• _Figure record extracts_
..........
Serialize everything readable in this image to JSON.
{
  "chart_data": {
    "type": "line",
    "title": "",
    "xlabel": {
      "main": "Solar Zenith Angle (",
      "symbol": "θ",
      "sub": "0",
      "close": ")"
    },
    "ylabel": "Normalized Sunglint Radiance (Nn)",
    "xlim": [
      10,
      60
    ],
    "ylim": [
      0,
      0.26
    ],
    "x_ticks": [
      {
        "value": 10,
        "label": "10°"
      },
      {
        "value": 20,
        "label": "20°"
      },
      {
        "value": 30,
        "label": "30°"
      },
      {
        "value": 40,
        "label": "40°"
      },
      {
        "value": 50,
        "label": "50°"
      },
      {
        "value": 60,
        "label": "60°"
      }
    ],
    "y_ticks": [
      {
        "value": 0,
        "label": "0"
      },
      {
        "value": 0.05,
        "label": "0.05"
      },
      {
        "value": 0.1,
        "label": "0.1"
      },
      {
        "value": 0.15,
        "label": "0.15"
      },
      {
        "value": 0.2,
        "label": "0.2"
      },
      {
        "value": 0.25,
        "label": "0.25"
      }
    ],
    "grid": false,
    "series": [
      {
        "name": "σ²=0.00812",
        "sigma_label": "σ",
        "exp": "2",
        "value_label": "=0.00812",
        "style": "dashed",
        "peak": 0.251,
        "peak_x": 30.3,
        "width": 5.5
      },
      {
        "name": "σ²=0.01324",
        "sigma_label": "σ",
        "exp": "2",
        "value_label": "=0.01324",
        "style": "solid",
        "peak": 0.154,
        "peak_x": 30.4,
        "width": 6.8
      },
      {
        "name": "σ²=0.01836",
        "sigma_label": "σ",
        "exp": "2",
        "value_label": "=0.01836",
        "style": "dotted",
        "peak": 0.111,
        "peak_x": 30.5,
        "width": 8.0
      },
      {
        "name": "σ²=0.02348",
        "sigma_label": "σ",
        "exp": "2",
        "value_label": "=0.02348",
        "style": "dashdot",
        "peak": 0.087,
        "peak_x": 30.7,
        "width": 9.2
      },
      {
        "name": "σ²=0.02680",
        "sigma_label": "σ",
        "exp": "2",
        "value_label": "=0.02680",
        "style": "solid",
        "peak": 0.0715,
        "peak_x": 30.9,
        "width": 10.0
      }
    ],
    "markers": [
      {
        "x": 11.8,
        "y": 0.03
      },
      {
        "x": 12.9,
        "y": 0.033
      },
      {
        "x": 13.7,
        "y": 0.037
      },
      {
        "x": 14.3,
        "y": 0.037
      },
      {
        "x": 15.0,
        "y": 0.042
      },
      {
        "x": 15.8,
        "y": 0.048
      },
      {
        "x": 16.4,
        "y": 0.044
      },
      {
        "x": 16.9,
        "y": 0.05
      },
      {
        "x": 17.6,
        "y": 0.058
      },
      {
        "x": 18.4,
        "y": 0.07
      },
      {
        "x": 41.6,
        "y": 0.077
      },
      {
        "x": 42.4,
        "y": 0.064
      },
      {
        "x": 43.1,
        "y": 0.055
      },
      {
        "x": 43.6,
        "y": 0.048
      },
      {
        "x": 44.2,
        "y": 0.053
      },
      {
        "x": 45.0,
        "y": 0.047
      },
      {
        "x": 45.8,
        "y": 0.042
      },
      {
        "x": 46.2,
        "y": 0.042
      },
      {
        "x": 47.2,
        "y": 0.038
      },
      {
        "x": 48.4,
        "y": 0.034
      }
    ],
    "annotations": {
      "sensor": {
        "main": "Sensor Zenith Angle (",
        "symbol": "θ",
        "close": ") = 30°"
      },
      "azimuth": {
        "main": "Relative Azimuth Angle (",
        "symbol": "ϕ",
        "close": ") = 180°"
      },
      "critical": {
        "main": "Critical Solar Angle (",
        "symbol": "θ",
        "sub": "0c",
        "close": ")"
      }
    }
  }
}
..........
Going through the data, tally the lines containing "style" and report only the result.

• _EXPECTED ANSWER_
5